Return only the number of lines holding the word "Intel".

-- start of Excerpted records --

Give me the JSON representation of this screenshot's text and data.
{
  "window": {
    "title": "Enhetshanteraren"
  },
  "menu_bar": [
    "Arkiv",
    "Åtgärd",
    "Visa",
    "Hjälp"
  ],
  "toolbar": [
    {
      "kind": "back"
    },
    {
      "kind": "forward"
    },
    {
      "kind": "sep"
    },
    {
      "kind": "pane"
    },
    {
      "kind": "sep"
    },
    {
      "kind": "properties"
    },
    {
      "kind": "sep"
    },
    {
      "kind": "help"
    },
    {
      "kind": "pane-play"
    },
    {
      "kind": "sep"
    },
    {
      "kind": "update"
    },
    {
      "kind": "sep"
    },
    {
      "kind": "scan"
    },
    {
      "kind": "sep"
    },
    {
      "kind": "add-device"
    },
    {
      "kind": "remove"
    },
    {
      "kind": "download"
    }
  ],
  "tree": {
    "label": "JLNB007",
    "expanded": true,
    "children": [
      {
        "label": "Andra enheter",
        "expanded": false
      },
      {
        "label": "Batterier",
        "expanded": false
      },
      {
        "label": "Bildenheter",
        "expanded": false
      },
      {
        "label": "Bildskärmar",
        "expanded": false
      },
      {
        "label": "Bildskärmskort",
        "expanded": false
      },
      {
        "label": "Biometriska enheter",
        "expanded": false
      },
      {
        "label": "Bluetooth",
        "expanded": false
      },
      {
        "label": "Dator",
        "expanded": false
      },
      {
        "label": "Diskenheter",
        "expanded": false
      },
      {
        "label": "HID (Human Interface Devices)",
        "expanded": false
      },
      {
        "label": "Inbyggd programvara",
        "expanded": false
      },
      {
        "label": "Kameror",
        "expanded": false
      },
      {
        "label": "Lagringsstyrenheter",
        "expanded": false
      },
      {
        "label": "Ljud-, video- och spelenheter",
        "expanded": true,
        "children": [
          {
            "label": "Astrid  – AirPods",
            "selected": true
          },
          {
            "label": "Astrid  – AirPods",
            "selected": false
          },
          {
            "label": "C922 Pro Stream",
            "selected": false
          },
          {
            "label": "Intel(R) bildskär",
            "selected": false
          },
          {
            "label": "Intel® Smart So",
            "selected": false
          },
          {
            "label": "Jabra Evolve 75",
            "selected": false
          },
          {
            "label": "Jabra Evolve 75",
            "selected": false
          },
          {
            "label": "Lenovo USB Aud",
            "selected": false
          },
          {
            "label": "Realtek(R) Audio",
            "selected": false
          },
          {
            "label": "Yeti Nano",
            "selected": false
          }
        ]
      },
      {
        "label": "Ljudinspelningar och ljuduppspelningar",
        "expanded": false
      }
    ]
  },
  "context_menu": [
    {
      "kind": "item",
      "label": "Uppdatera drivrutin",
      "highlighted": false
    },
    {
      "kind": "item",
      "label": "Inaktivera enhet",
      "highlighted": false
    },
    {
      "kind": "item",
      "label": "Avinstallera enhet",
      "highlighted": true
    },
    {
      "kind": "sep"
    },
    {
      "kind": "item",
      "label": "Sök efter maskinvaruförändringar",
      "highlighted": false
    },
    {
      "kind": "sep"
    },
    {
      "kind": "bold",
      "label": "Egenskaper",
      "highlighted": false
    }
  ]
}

-- end of Excerpted records --

• [Response]: 2